Set exercise: Where a line holds "Połączenie", copy it.

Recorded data
+++

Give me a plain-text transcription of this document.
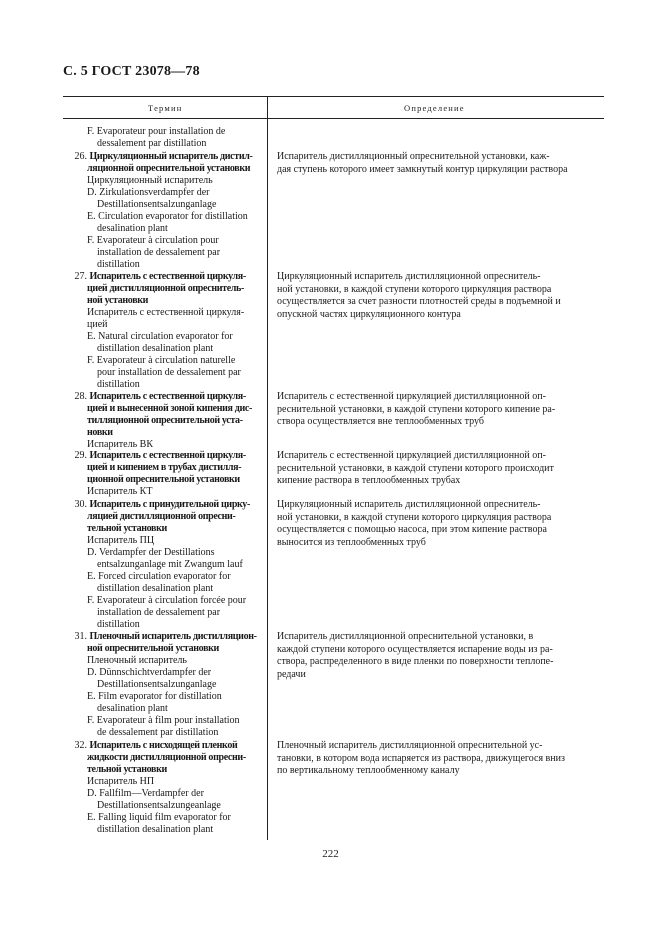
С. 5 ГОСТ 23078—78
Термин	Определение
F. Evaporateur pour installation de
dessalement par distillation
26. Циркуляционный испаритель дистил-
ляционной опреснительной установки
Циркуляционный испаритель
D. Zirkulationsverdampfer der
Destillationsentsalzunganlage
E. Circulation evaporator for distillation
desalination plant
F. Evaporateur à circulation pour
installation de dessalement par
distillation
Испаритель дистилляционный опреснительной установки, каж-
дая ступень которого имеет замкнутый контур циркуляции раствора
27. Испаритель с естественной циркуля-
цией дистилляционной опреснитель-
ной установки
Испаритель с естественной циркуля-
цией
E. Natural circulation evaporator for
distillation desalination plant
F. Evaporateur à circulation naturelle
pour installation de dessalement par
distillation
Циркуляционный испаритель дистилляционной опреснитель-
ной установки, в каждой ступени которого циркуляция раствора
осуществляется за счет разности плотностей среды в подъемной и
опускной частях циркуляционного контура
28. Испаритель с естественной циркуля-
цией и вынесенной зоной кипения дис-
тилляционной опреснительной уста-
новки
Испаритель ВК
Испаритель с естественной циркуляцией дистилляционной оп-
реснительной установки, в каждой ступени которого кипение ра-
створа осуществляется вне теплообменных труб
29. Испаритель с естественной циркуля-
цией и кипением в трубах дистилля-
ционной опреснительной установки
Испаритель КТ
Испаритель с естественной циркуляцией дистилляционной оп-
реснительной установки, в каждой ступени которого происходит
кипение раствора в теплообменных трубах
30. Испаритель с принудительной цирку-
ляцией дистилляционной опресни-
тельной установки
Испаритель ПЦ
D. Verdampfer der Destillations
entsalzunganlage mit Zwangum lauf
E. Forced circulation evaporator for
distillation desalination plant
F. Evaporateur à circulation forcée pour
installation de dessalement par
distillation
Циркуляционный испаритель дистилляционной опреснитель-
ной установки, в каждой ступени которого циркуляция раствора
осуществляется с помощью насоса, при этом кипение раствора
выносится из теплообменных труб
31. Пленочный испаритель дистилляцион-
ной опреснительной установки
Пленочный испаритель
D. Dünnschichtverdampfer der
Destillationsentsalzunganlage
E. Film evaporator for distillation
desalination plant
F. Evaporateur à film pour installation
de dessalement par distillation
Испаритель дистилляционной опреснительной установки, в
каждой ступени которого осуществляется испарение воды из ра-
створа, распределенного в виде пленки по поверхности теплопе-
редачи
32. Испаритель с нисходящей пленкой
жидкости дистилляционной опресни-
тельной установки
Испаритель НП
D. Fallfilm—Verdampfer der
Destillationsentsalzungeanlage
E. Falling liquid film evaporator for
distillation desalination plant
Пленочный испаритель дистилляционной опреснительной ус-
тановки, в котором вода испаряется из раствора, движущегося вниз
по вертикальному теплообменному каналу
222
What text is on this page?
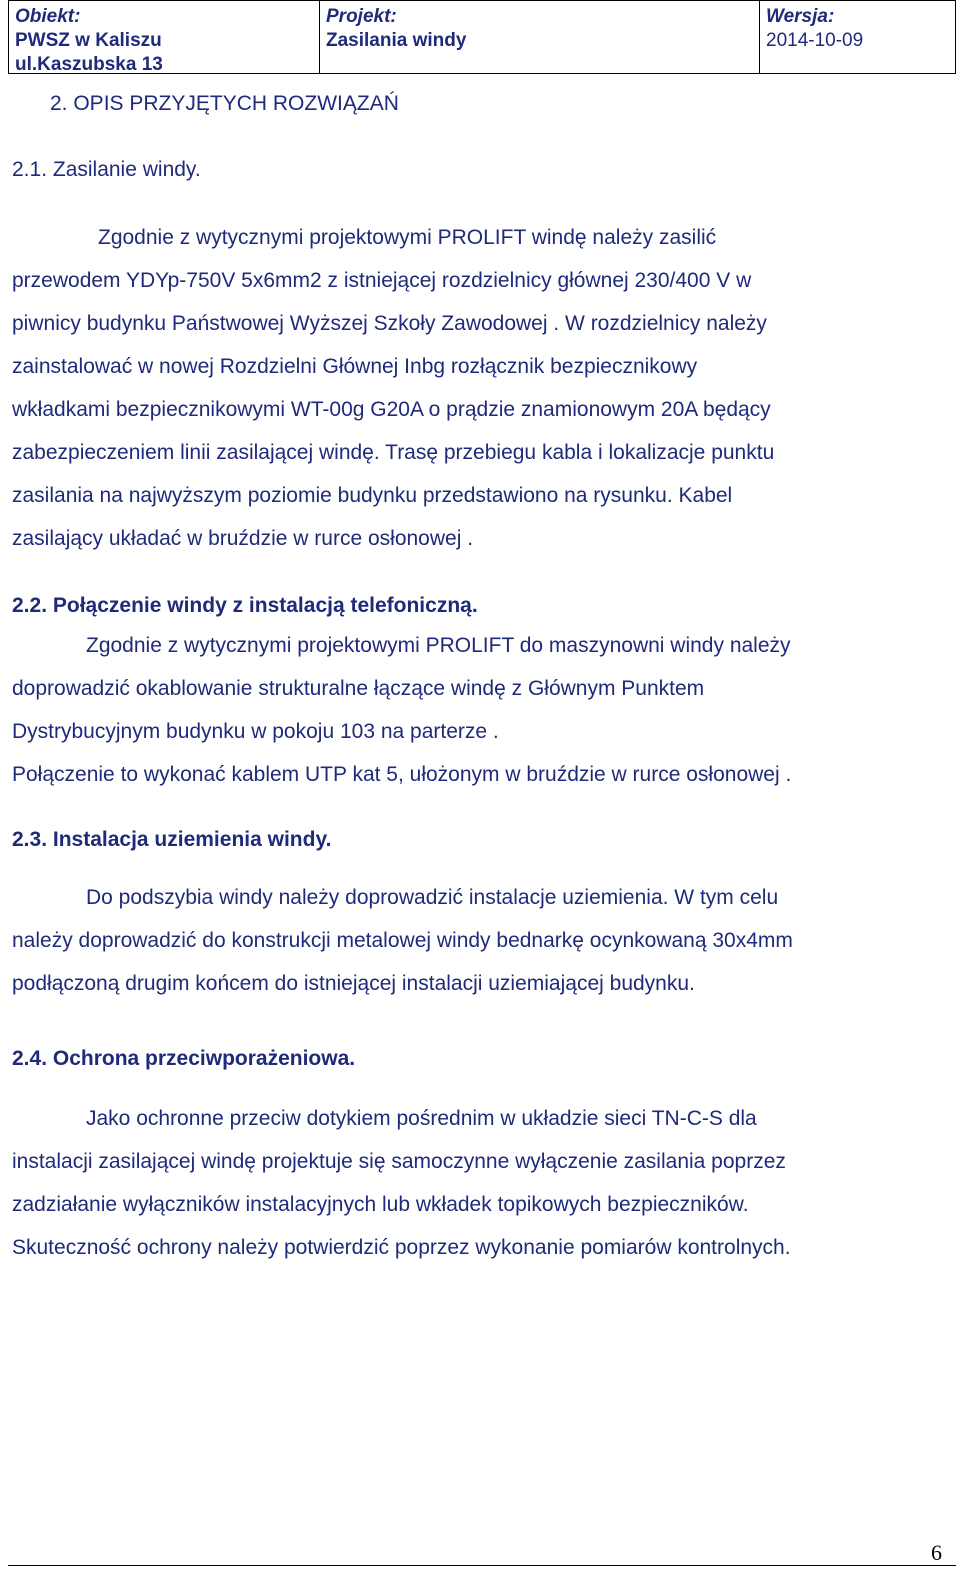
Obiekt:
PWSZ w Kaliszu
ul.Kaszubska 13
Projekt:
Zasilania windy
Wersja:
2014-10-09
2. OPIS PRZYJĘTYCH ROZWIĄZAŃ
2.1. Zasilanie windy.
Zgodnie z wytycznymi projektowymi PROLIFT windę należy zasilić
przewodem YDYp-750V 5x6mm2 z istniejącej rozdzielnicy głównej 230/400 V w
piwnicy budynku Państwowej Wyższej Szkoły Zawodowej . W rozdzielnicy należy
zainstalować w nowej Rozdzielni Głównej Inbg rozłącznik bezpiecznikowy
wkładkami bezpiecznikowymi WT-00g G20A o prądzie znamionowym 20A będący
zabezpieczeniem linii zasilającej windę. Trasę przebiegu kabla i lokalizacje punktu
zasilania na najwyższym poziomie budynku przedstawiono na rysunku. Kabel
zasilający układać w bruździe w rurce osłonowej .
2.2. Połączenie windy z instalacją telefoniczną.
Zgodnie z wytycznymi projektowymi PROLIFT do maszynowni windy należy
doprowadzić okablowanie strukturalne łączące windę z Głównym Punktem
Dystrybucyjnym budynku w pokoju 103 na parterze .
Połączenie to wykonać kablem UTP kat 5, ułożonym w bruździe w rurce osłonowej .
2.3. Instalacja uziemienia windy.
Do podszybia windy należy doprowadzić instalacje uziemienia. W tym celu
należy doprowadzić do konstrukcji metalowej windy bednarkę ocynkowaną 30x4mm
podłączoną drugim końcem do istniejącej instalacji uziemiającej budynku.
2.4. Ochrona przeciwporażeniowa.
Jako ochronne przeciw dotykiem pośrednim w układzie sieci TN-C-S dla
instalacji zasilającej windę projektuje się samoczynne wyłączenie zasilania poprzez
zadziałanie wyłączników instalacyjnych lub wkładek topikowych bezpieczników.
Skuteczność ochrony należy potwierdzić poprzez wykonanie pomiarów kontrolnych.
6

+++

The response:
2.2. Połączenie windy z instalacją telefoniczną.
Połączenie to wykonać kablem UTP kat 5, ułożonym w bruździe w rurce osłonowej .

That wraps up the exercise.